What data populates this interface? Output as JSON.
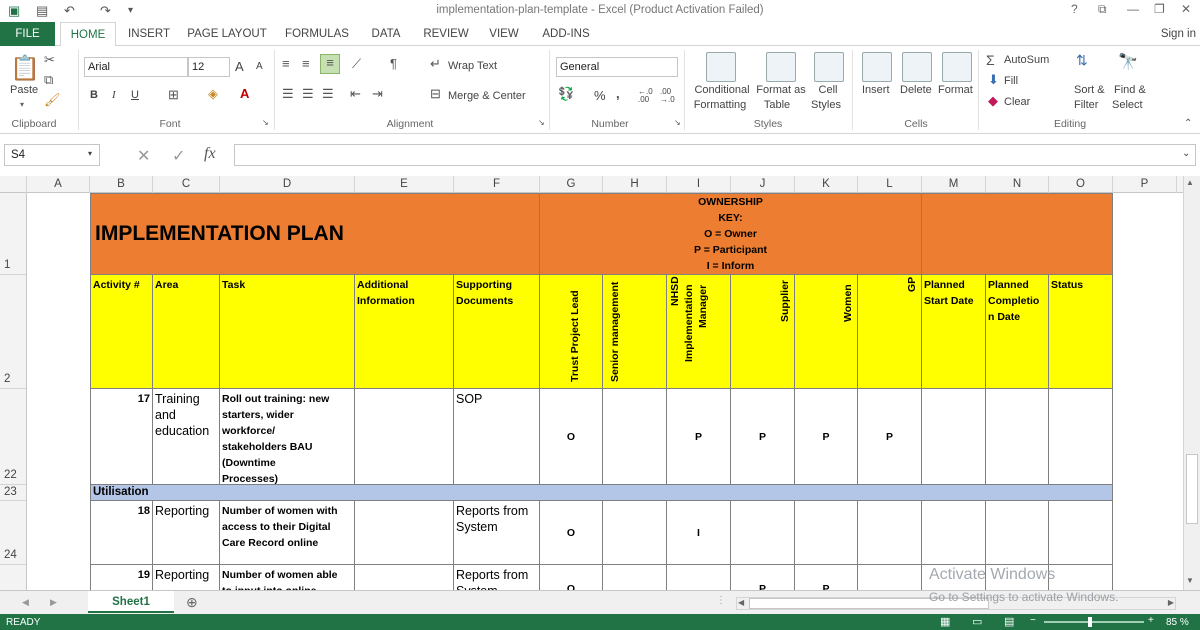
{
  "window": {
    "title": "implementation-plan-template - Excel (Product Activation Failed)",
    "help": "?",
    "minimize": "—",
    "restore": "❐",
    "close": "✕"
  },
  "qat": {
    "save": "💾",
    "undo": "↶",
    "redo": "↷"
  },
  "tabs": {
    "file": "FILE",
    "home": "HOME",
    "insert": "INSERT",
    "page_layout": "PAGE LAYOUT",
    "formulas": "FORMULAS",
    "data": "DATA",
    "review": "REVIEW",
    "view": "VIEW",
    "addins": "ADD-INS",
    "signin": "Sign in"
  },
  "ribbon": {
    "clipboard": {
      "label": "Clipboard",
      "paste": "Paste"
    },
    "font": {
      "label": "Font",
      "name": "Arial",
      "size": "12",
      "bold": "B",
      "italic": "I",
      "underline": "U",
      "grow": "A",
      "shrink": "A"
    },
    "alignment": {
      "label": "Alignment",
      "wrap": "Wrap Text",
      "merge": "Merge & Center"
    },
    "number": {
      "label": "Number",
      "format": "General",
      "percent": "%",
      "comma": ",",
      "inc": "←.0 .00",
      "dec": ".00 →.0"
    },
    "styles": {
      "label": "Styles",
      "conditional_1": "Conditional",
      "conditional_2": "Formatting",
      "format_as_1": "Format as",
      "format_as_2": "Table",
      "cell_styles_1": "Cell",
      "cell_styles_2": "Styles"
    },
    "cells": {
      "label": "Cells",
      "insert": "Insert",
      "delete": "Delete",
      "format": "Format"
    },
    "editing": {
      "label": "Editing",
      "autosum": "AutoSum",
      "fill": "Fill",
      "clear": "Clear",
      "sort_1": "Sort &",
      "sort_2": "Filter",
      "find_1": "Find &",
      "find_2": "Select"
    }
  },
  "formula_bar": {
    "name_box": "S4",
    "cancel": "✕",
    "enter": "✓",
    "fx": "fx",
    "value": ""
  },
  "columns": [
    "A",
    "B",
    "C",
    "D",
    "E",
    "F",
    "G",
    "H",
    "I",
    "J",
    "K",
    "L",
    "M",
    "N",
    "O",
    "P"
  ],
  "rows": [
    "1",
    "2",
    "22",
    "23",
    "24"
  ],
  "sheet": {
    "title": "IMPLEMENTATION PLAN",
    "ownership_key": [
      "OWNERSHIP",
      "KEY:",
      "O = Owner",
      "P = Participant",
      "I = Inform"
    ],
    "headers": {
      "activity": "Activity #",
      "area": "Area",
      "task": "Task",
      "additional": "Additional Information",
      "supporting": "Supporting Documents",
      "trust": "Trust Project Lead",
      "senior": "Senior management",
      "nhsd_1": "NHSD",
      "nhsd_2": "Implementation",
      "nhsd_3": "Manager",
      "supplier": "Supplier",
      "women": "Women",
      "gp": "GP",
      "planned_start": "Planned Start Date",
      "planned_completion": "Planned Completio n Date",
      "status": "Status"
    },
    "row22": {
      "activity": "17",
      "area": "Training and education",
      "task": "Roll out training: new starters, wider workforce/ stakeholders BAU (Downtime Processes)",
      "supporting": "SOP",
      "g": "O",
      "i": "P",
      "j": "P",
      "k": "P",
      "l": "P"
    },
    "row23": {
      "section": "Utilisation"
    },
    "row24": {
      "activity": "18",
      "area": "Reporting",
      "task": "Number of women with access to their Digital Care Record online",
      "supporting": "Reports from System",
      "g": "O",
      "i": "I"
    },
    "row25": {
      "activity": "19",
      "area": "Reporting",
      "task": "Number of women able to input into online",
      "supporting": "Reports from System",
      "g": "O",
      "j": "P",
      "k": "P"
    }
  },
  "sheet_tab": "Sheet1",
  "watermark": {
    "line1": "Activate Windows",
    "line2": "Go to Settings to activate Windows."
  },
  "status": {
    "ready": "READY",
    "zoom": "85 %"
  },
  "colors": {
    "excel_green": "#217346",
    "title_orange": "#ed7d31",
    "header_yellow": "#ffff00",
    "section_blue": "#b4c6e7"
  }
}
* * * * * * *
REQUEST
Of the lines in this listing, report how many contain the string "label", and give the number only.

TASK OUTPUT
7